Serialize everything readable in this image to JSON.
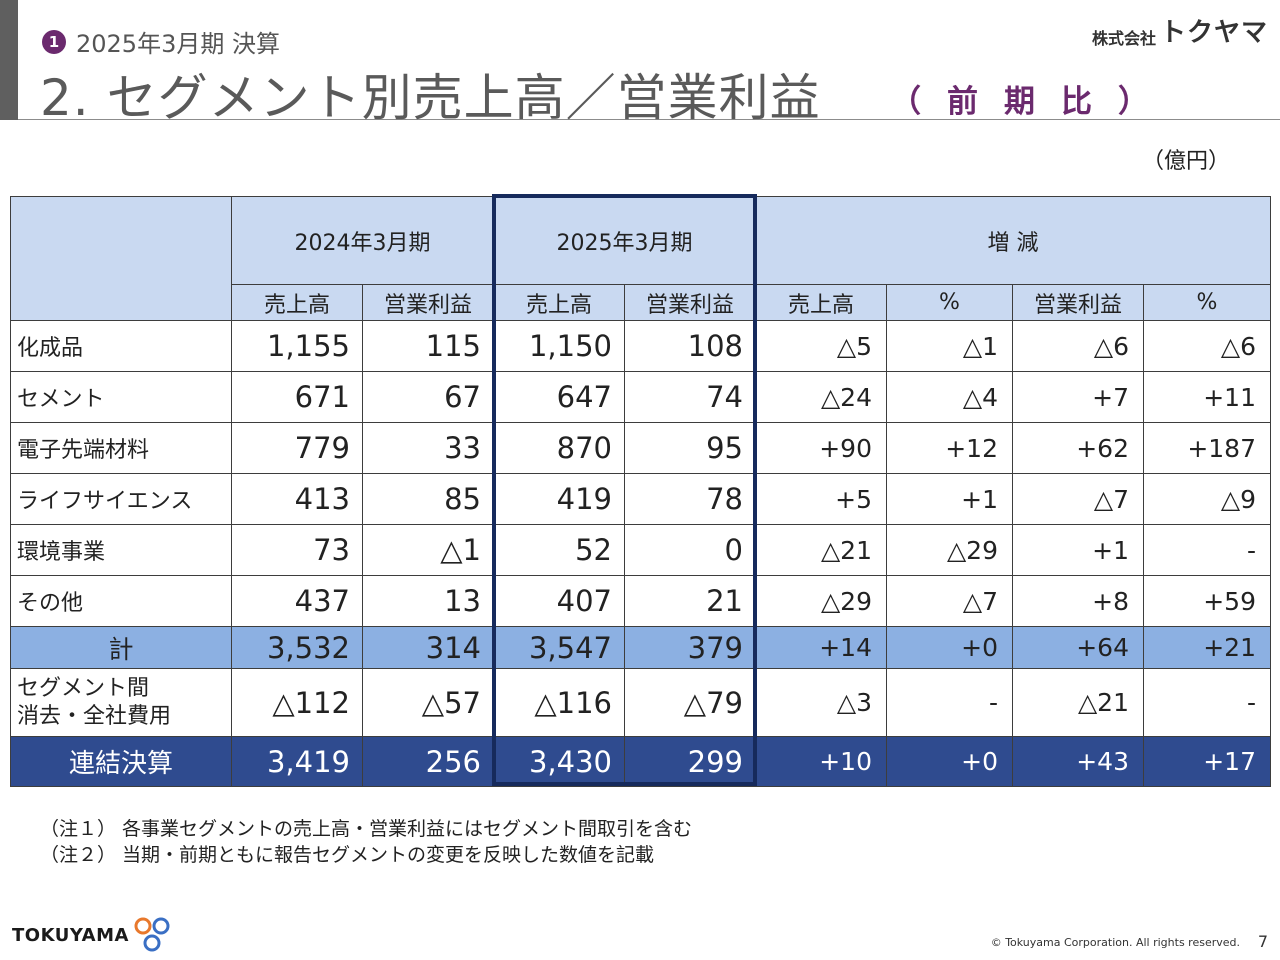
{
  "header": {
    "badge": "1",
    "kicker": "2025年3月期 決算",
    "title": "2. セグメント別売上高／営業利益",
    "title_note": "（前期比）",
    "brand_prefix": "株式会社",
    "brand_name": "トクヤマ"
  },
  "unit": "（億円）",
  "table": {
    "group_headers": [
      "2024年3月期",
      "2025年3月期",
      "増 減"
    ],
    "sub_headers": [
      "売上高",
      "営業利益",
      "売上高",
      "営業利益",
      "売上高",
      "%",
      "営業利益",
      "%"
    ],
    "rows": [
      {
        "label": "化成品",
        "values": [
          "1,155",
          "115",
          "1,150",
          "108",
          "△5",
          "△1",
          "△6",
          "△6"
        ]
      },
      {
        "label": "セメント",
        "values": [
          "671",
          "67",
          "647",
          "74",
          "△24",
          "△4",
          "+7",
          "+11"
        ]
      },
      {
        "label": "電子先端材料",
        "values": [
          "779",
          "33",
          "870",
          "95",
          "+90",
          "+12",
          "+62",
          "+187"
        ]
      },
      {
        "label": "ライフサイエンス",
        "values": [
          "413",
          "85",
          "419",
          "78",
          "+5",
          "+1",
          "△7",
          "△9"
        ]
      },
      {
        "label": "環境事業",
        "values": [
          "73",
          "△1",
          "52",
          "0",
          "△21",
          "△29",
          "+1",
          "-"
        ]
      },
      {
        "label": "その他",
        "values": [
          "437",
          "13",
          "407",
          "21",
          "△29",
          "△7",
          "+8",
          "+59"
        ]
      }
    ],
    "total": {
      "label": "計",
      "values": [
        "3,532",
        "314",
        "3,547",
        "379",
        "+14",
        "+0",
        "+64",
        "+21"
      ]
    },
    "elimination": {
      "label_line1": "セグメント間",
      "label_line2": "消去・全社費用",
      "values": [
        "△112",
        "△57",
        "△116",
        "△79",
        "△3",
        "-",
        "△21",
        "-"
      ]
    },
    "consolidated": {
      "label": "連結決算",
      "values": [
        "3,419",
        "256",
        "3,430",
        "299",
        "+10",
        "+0",
        "+43",
        "+17"
      ]
    }
  },
  "notes": [
    "（注１） 各事業セグメントの売上高・営業利益にはセグメント間取引を含む",
    "（注２） 当期・前期ともに報告セグメントの変更を反映した数値を記載"
  ],
  "footer": {
    "logo_text": "TOKUYAMA",
    "copyright": "© Tokuyama Corporation. All rights reserved.",
    "page": "7"
  },
  "colors": {
    "header_fill": "#c9d9f1",
    "total_fill": "#8cb0e2",
    "consolidated_fill": "#2f4b8f",
    "highlight_border": "#162a5c",
    "accent_purple": "#6b2a6e"
  }
}
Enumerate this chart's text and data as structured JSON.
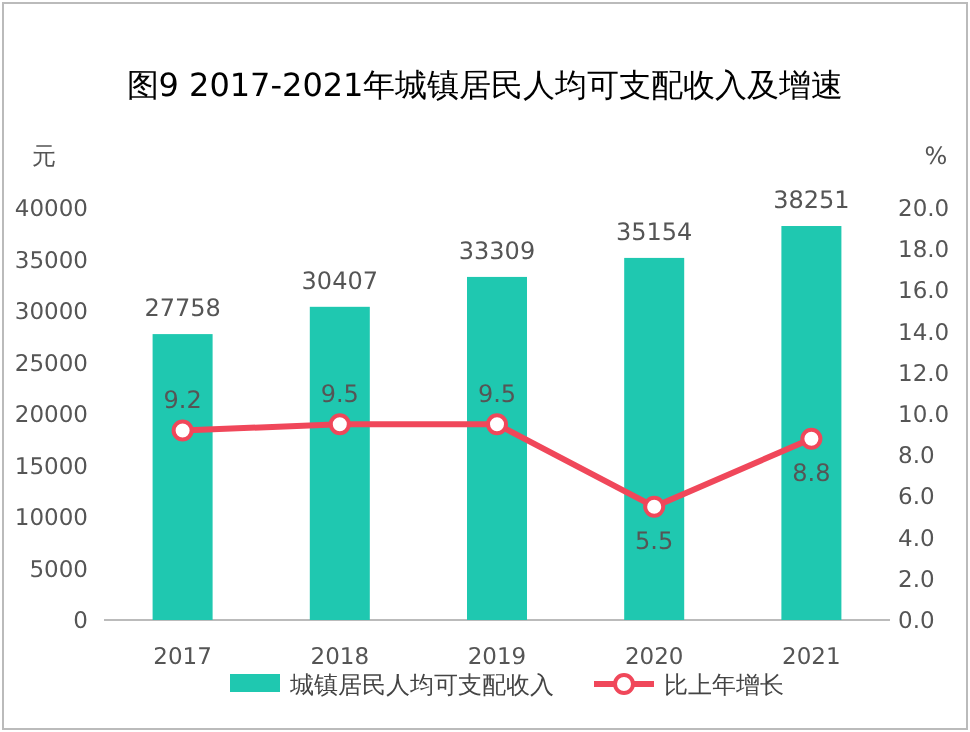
{
  "chart_data": {
    "type": "bar",
    "title": "图9  2017-2021年城镇居民人均可支配收入及增速",
    "categories": [
      "2017",
      "2018",
      "2019",
      "2020",
      "2021"
    ],
    "series": [
      {
        "name": "城镇居民人均可支配收入",
        "color": "#1fc8b0",
        "values": [
          27758,
          30407,
          33309,
          35154,
          38251
        ]
      },
      {
        "name": "比上年增长",
        "type": "line",
        "axis": "y2",
        "color": "#f0475a",
        "marker": "circle",
        "values": [
          9.2,
          9.5,
          9.5,
          5.5,
          8.8
        ]
      }
    ],
    "ylabel": "元",
    "y2label": "%",
    "ylim": [
      0,
      40000
    ],
    "yticks": [
      0,
      5000,
      10000,
      15000,
      20000,
      25000,
      30000,
      35000,
      40000
    ],
    "y2lim": [
      0,
      20
    ],
    "y2ticks": [
      {
        "value": 0,
        "label": "0.0"
      },
      {
        "value": 2,
        "label": "2.0"
      },
      {
        "value": 4,
        "label": "4.0"
      },
      {
        "value": 6,
        "label": "6.0"
      },
      {
        "value": 8,
        "label": "8.0"
      },
      {
        "value": 10,
        "label": "10.0"
      },
      {
        "value": 12,
        "label": "12.0"
      },
      {
        "value": 14,
        "label": "14.0"
      },
      {
        "value": 16,
        "label": "16.0"
      },
      {
        "value": 18,
        "label": "18.0"
      },
      {
        "value": 20,
        "label": "20.0"
      }
    ],
    "data_labels": true,
    "legend": "bottom",
    "grid": false
  }
}
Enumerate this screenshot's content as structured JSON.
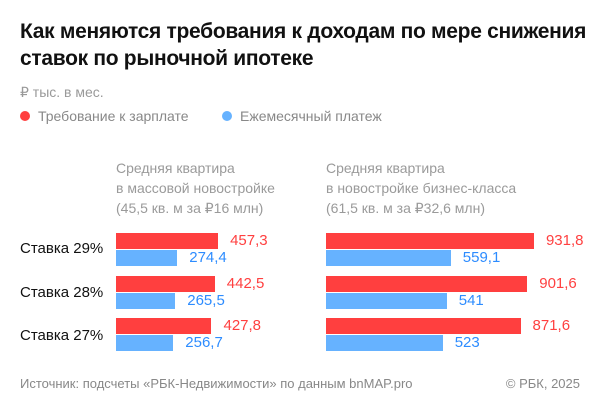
{
  "title": "Как меняются требования к доходам по мере снижения ставок по рыночной ипотеке",
  "unit": "₽ тыс. в мес.",
  "colors": {
    "salary": "#ff3f3f",
    "payment": "#66b2ff",
    "salary_text": "#ff4040",
    "payment_text": "#2d8cff"
  },
  "legend": [
    {
      "label": "Требование к зарплате"
    },
    {
      "label": "Ежемесячный платеж"
    }
  ],
  "source": "Источник: подсчеты «РБК-Недвижимости» по данным bnMAP.pro",
  "copyright": "© РБК, 2025",
  "chart_data": {
    "type": "bar",
    "orientation": "horizontal",
    "categories": [
      "Ставка 29%",
      "Ставка 28%",
      "Ставка 27%"
    ],
    "panels": [
      {
        "title": [
          "Средняя квартира",
          "в массовой новостройке",
          "(45,5 кв. м за ₽16 млн)"
        ],
        "series": [
          {
            "name": "Требование к зарплате",
            "values": [
              457.3,
              442.5,
              427.8
            ],
            "labels": [
              "457,3",
              "442,5",
              "427,8"
            ]
          },
          {
            "name": "Ежемесячный платеж",
            "values": [
              274.4,
              265.5,
              256.7
            ],
            "labels": [
              "274,4",
              "265,5",
              "256,7"
            ]
          }
        ]
      },
      {
        "title": [
          "Средняя квартира",
          "в новостройке бизнес-класса",
          "(61,5 кв. м за ₽32,6 млн)"
        ],
        "series": [
          {
            "name": "Требование к зарплате",
            "values": [
              931.8,
              901.6,
              871.6
            ],
            "labels": [
              "931,8",
              "901,6",
              "871,6"
            ]
          },
          {
            "name": "Ежемесячный платеж",
            "values": [
              559.1,
              541,
              523
            ],
            "labels": [
              "559,1",
              "541",
              "523"
            ]
          }
        ]
      }
    ]
  }
}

□ □ □ □ □ □ □

- Work instructions:
Quote the preceding records in their entirety, excluding every picture.

- Expected answer:
Serialize everything readable in this image to JSON.
{
  "header": {
    "badge": "1",
    "kicker": "2025年3月期 決算",
    "title": "2. セグメント別売上高／営業利益",
    "title_note": "（前期比）",
    "brand_prefix": "株式会社",
    "brand_name": "トクヤマ"
  },
  "unit": "（億円）",
  "table": {
    "group_headers": [
      "2024年3月期",
      "2025年3月期",
      "増 減"
    ],
    "sub_headers": [
      "売上高",
      "営業利益",
      "売上高",
      "営業利益",
      "売上高",
      "%",
      "営業利益",
      "%"
    ],
    "rows": [
      {
        "label": "化成品",
        "values": [
          "1,155",
          "115",
          "1,150",
          "108",
          "△5",
          "△1",
          "△6",
          "△6"
        ]
      },
      {
        "label": "セメント",
        "values": [
          "671",
          "67",
          "647",
          "74",
          "△24",
          "△4",
          "+7",
          "+11"
        ]
      },
      {
        "label": "電子先端材料",
        "values": [
          "779",
          "33",
          "870",
          "95",
          "+90",
          "+12",
          "+62",
          "+187"
        ]
      },
      {
        "label": "ライフサイエンス",
        "values": [
          "413",
          "85",
          "419",
          "78",
          "+5",
          "+1",
          "△7",
          "△9"
        ]
      },
      {
        "label": "環境事業",
        "values": [
          "73",
          "△1",
          "52",
          "0",
          "△21",
          "△29",
          "+1",
          "-"
        ]
      },
      {
        "label": "その他",
        "values": [
          "437",
          "13",
          "407",
          "21",
          "△29",
          "△7",
          "+8",
          "+59"
        ]
      }
    ],
    "total": {
      "label": "計",
      "values": [
        "3,532",
        "314",
        "3,547",
        "379",
        "+14",
        "+0",
        "+64",
        "+21"
      ]
    },
    "elimination": {
      "label_line1": "セグメント間",
      "label_line2": "消去・全社費用",
      "values": [
        "△112",
        "△57",
        "△116",
        "△79",
        "△3",
        "-",
        "△21",
        "-"
      ]
    },
    "consolidated": {
      "label": "連結決算",
      "values": [
        "3,419",
        "256",
        "3,430",
        "299",
        "+10",
        "+0",
        "+43",
        "+17"
      ]
    }
  },
  "notes": [
    "（注１） 各事業セグメントの売上高・営業利益にはセグメント間取引を含む",
    "（注２） 当期・前期ともに報告セグメントの変更を反映した数値を記載"
  ],
  "footer": {
    "logo_text": "TOKUYAMA",
    "copyright": "© Tokuyama Corporation. All rights reserved.",
    "page": "7"
  },
  "colors": {
    "header_fill": "#c9d9f1",
    "total_fill": "#8cb0e2",
    "consolidated_fill": "#2f4b8f",
    "highlight_border": "#162a5c",
    "accent_purple": "#6b2a6e"
  }
}
Enumerate this chart's text and data as structured JSON.
{
  "chart_data": {
    "type": "bar",
    "title": "图9  2017-2021年城镇居民人均可支配收入及增速",
    "categories": [
      "2017",
      "2018",
      "2019",
      "2020",
      "2021"
    ],
    "series": [
      {
        "name": "城镇居民人均可支配收入",
        "color": "#1fc8b0",
        "values": [
          27758,
          30407,
          33309,
          35154,
          38251
        ]
      },
      {
        "name": "比上年增长",
        "type": "line",
        "axis": "y2",
        "color": "#f0475a",
        "marker": "circle",
        "values": [
          9.2,
          9.5,
          9.5,
          5.5,
          8.8
        ]
      }
    ],
    "ylabel": "元",
    "y2label": "%",
    "ylim": [
      0,
      40000
    ],
    "yticks": [
      0,
      5000,
      10000,
      15000,
      20000,
      25000,
      30000,
      35000,
      40000
    ],
    "y2lim": [
      0,
      20
    ],
    "y2ticks": [
      {
        "value": 0,
        "label": "0.0"
      },
      {
        "value": 2,
        "label": "2.0"
      },
      {
        "value": 4,
        "label": "4.0"
      },
      {
        "value": 6,
        "label": "6.0"
      },
      {
        "value": 8,
        "label": "8.0"
      },
      {
        "value": 10,
        "label": "10.0"
      },
      {
        "value": 12,
        "label": "12.0"
      },
      {
        "value": 14,
        "label": "14.0"
      },
      {
        "value": 16,
        "label": "16.0"
      },
      {
        "value": 18,
        "label": "18.0"
      },
      {
        "value": 20,
        "label": "20.0"
      }
    ],
    "data_labels": true,
    "legend": "bottom",
    "grid": false
  }
}
Enumerate this screenshot's content as structured JSON.
{
  "title": "Как меняются требования к доходам по мере снижения ставок по рыночной ипотеке",
  "unit": "₽ тыс. в мес.",
  "colors": {
    "salary": "#ff3f3f",
    "payment": "#66b2ff",
    "salary_text": "#ff4040",
    "payment_text": "#2d8cff"
  },
  "legend": [
    {
      "label": "Требование к зарплате"
    },
    {
      "label": "Ежемесячный платеж"
    }
  ],
  "source": "Источник: подсчеты «РБК-Недвижимости» по данным bnMAP.pro",
  "copyright": "© РБК, 2025",
  "chart_data": {
    "type": "bar",
    "orientation": "horizontal",
    "categories": [
      "Ставка 29%",
      "Ставка 28%",
      "Ставка 27%"
    ],
    "panels": [
      {
        "title": [
          "Средняя квартира",
          "в массовой новостройке",
          "(45,5 кв. м за ₽16 млн)"
        ],
        "series": [
          {
            "name": "Требование к зарплате",
            "values": [
              457.3,
              442.5,
              427.8
            ],
            "labels": [
              "457,3",
              "442,5",
              "427,8"
            ]
          },
          {
            "name": "Ежемесячный платеж",
            "values": [
              274.4,
              265.5,
              256.7
            ],
            "labels": [
              "274,4",
              "265,5",
              "256,7"
            ]
          }
        ]
      },
      {
        "title": [
          "Средняя квартира",
          "в новостройке бизнес-класса",
          "(61,5 кв. м за ₽32,6 млн)"
        ],
        "series": [
          {
            "name": "Требование к зарплате",
            "values": [
              931.8,
              901.6,
              871.6
            ],
            "labels": [
              "931,8",
              "901,6",
              "871,6"
            ]
          },
          {
            "name": "Ежемесячный платеж",
            "values": [
              559.1,
              541,
              523
            ],
            "labels": [
              "559,1",
              "541",
              "523"
            ]
          }
        ]
      }
    ]
  }
}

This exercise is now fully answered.